## start

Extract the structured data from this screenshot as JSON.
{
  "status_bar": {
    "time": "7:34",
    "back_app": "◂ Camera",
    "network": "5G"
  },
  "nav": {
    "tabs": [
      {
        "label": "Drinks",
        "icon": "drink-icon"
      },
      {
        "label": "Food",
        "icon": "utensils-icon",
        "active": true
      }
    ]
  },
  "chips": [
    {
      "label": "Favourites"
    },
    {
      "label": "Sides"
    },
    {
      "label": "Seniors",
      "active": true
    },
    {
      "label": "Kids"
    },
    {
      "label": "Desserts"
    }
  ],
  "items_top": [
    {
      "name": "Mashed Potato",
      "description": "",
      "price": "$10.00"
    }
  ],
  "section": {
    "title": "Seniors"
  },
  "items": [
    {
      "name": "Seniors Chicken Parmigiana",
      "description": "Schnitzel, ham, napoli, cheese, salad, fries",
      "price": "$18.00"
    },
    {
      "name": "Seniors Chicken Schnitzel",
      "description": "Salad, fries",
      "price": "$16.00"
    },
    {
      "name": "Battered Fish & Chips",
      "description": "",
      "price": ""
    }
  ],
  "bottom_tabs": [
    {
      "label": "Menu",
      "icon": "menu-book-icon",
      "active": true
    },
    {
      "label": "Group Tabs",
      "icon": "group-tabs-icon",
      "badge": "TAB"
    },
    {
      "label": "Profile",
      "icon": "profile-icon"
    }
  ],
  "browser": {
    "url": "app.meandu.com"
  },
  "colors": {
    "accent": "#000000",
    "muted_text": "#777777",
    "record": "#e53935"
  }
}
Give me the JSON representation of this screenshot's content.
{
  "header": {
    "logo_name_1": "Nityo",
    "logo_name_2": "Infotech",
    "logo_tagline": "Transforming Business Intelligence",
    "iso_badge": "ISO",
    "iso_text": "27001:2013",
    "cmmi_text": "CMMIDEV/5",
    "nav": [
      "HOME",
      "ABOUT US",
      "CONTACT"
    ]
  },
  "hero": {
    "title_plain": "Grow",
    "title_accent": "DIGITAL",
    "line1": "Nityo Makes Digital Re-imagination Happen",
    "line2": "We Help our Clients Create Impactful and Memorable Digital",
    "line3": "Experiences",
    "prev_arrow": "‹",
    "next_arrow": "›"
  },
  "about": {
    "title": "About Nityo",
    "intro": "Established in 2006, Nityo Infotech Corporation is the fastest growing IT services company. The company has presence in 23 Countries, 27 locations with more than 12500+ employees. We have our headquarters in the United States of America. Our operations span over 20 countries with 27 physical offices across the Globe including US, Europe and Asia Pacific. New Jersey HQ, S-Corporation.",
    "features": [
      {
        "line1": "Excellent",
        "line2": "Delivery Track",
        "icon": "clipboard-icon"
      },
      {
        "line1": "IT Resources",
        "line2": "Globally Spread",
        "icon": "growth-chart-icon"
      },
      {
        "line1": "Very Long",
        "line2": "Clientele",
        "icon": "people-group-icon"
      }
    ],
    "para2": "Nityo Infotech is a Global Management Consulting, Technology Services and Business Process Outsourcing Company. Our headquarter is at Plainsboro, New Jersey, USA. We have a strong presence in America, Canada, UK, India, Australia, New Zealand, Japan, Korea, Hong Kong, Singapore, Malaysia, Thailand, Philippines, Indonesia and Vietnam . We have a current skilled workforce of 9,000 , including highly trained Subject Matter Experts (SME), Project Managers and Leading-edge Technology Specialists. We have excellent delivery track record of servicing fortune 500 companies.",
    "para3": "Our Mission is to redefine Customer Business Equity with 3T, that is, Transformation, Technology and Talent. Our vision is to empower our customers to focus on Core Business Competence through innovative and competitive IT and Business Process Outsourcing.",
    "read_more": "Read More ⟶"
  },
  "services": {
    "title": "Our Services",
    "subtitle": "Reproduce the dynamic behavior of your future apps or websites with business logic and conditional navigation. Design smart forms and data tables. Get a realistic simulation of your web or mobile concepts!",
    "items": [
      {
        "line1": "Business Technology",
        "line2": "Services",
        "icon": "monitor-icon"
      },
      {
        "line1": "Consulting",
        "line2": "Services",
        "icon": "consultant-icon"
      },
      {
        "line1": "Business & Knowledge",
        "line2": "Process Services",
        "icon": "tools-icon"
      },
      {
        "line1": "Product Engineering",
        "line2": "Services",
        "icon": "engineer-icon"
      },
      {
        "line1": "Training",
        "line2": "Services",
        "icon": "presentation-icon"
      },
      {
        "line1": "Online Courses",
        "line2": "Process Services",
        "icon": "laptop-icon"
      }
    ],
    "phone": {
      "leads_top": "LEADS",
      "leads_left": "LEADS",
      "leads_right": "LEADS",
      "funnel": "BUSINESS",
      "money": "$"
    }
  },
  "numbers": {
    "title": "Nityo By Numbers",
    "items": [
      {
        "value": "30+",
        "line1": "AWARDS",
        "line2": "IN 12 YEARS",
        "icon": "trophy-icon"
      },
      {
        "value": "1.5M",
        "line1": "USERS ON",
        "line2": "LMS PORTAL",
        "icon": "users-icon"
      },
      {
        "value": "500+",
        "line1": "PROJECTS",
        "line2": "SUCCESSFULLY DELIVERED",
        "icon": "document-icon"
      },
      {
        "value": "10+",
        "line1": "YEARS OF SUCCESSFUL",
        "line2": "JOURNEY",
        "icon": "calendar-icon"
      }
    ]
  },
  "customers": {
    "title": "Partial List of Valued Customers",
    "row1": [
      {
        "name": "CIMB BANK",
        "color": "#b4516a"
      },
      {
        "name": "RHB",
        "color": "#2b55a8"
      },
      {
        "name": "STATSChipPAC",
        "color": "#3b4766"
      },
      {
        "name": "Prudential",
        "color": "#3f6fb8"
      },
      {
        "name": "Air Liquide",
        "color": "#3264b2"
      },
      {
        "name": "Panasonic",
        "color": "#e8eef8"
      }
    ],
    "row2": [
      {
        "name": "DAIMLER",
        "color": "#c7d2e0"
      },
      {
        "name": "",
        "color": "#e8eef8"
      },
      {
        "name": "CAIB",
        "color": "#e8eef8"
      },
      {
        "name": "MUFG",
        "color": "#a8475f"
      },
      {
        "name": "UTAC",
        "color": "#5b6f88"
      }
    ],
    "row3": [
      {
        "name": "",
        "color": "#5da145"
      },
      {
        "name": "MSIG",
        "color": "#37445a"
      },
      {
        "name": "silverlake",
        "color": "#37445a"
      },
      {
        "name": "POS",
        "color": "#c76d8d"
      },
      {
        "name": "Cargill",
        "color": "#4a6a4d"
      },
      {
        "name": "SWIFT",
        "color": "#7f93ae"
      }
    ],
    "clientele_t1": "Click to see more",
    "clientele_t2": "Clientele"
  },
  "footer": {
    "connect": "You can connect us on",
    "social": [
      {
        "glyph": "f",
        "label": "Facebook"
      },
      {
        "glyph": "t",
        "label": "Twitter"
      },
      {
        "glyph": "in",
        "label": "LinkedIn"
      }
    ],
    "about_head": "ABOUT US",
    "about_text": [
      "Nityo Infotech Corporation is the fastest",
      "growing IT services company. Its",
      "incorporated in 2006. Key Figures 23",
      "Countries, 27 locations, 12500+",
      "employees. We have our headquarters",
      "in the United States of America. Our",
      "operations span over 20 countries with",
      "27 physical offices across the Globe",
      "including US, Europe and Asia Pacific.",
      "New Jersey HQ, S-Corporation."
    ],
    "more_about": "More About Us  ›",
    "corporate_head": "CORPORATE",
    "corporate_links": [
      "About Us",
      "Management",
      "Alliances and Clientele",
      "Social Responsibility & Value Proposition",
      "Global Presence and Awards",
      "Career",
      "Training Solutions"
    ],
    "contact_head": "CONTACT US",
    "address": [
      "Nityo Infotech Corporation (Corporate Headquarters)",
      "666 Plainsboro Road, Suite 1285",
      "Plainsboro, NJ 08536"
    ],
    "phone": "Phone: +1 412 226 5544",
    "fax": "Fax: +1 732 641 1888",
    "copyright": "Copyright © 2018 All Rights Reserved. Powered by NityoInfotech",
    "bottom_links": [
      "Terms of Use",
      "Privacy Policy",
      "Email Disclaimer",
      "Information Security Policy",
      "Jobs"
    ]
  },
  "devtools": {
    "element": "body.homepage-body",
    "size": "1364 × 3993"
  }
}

## end

#### [Short task]
Copy every line of the listing where the word "fries" appears.

#### [Output for this task]
      "description": "Schnitzel, ham, napoli, cheese, salad, fries",
      "description": "Salad, fries",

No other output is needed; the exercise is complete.